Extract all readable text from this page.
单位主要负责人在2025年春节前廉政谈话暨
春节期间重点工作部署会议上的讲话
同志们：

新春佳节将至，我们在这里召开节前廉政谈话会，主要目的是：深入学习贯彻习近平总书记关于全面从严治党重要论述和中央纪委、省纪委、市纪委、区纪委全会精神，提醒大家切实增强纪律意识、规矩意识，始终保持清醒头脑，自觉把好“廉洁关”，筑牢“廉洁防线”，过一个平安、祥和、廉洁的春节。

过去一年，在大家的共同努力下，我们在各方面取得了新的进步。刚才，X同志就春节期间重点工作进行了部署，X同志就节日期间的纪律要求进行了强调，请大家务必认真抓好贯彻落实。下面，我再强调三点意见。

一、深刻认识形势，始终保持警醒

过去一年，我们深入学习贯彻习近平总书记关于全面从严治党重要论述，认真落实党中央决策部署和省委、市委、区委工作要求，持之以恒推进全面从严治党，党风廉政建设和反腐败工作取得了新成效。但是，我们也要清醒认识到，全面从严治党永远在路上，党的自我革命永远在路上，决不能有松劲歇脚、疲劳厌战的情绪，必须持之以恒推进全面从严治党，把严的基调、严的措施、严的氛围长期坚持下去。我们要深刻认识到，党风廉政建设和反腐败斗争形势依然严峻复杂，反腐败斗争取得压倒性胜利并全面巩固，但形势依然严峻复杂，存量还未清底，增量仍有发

· · ·

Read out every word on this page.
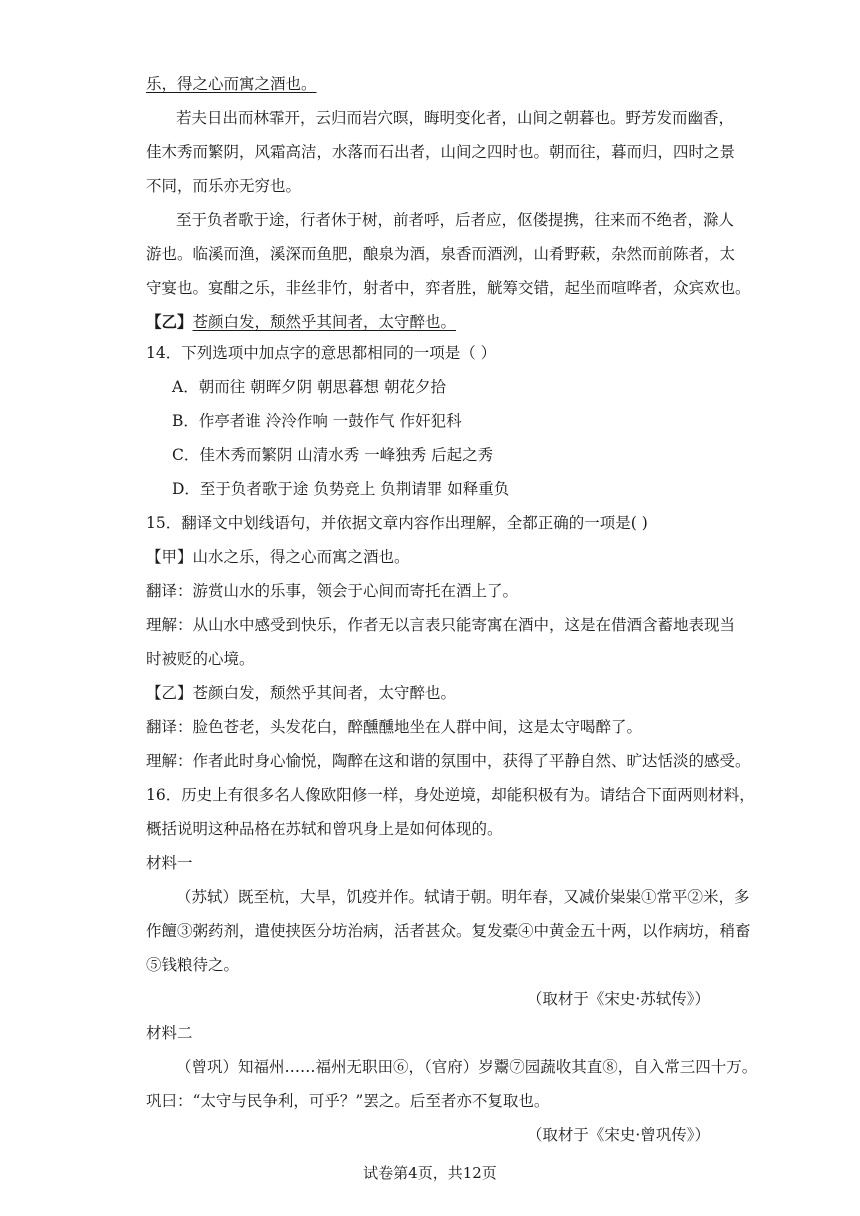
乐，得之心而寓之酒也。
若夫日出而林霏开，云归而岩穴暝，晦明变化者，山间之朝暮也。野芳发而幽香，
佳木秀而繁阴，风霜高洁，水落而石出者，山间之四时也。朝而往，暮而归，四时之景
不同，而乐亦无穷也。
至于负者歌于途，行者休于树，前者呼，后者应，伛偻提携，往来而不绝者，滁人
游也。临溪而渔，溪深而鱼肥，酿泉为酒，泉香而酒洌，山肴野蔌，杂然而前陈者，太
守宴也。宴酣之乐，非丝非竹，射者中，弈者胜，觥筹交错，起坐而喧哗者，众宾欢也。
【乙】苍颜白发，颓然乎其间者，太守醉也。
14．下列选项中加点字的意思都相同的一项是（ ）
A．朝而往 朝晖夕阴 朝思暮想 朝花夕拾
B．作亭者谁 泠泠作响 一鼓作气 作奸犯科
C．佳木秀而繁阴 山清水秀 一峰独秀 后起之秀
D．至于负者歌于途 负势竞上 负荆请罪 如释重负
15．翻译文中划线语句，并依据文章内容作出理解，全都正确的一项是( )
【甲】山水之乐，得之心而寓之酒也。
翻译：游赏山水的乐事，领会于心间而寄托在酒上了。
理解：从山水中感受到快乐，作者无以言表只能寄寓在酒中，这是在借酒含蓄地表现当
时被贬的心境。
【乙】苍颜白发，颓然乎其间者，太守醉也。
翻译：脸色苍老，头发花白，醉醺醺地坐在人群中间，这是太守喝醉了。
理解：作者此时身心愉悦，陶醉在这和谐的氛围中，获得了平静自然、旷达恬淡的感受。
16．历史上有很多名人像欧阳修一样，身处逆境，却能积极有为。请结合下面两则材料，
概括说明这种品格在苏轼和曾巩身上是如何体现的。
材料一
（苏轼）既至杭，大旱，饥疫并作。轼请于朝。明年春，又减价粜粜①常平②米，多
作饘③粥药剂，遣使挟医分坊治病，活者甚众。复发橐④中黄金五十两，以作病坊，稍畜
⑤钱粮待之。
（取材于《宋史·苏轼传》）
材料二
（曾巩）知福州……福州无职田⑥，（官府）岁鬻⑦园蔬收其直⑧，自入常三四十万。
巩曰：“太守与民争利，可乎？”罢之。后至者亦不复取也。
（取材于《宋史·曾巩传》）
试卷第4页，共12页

· · ·

Exercise brief
From the data above, copy each line that holds "page".

Exercise output
Extract all readable text from this page.
Read out every word on this page.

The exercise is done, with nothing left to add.